# START OF ENTRIES SUPPLIED
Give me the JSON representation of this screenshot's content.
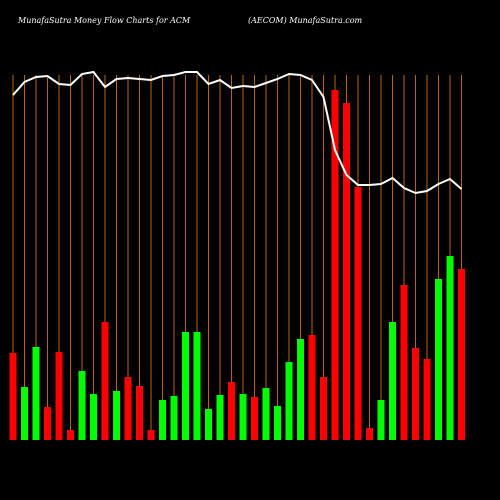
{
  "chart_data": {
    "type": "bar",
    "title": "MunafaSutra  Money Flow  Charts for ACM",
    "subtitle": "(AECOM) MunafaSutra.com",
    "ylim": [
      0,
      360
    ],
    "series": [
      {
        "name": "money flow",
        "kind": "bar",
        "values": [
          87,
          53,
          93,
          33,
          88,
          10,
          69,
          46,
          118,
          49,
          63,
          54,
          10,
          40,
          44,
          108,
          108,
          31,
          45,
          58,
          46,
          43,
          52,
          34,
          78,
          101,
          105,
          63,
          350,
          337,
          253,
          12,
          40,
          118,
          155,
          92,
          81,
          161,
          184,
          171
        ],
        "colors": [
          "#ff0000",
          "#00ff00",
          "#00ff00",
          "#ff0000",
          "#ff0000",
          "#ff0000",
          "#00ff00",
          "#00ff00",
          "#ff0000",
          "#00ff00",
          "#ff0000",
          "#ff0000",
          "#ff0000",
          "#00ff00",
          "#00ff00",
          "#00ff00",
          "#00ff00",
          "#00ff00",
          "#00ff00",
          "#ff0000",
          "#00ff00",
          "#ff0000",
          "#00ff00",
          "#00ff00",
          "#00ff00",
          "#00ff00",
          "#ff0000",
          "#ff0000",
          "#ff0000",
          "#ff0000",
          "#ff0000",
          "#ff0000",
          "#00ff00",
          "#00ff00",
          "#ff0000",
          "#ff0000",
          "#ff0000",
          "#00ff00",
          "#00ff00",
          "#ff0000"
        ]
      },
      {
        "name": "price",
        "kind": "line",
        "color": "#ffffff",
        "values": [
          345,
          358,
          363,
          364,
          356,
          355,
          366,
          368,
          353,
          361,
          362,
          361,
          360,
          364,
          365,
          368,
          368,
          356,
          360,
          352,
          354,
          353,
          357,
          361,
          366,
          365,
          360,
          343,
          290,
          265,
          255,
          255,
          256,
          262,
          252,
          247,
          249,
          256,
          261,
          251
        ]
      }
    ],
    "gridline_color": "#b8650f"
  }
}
# END OF ENTRIES SUPPLIED
__TASK DESCRIPTION__: Write the listing above out again exactly, dropping each image.

__ANSWER TO THIS PROBLEM__:
Give me the JSON representation of this screenshot's content.
{
  "chart_data": {
    "type": "bar",
    "title": "MunafaSutra  Money Flow  Charts for ACM",
    "subtitle": "(AECOM) MunafaSutra.com",
    "ylim": [
      0,
      360
    ],
    "series": [
      {
        "name": "money flow",
        "kind": "bar",
        "values": [
          87,
          53,
          93,
          33,
          88,
          10,
          69,
          46,
          118,
          49,
          63,
          54,
          10,
          40,
          44,
          108,
          108,
          31,
          45,
          58,
          46,
          43,
          52,
          34,
          78,
          101,
          105,
          63,
          350,
          337,
          253,
          12,
          40,
          118,
          155,
          92,
          81,
          161,
          184,
          171
        ],
        "colors": [
          "#ff0000",
          "#00ff00",
          "#00ff00",
          "#ff0000",
          "#ff0000",
          "#ff0000",
          "#00ff00",
          "#00ff00",
          "#ff0000",
          "#00ff00",
          "#ff0000",
          "#ff0000",
          "#ff0000",
          "#00ff00",
          "#00ff00",
          "#00ff00",
          "#00ff00",
          "#00ff00",
          "#00ff00",
          "#ff0000",
          "#00ff00",
          "#ff0000",
          "#00ff00",
          "#00ff00",
          "#00ff00",
          "#00ff00",
          "#ff0000",
          "#ff0000",
          "#ff0000",
          "#ff0000",
          "#ff0000",
          "#ff0000",
          "#00ff00",
          "#00ff00",
          "#ff0000",
          "#ff0000",
          "#ff0000",
          "#00ff00",
          "#00ff00",
          "#ff0000"
        ]
      },
      {
        "name": "price",
        "kind": "line",
        "color": "#ffffff",
        "values": [
          345,
          358,
          363,
          364,
          356,
          355,
          366,
          368,
          353,
          361,
          362,
          361,
          360,
          364,
          365,
          368,
          368,
          356,
          360,
          352,
          354,
          353,
          357,
          361,
          366,
          365,
          360,
          343,
          290,
          265,
          255,
          255,
          256,
          262,
          252,
          247,
          249,
          256,
          261,
          251
        ]
      }
    ],
    "gridline_color": "#b8650f"
  }
}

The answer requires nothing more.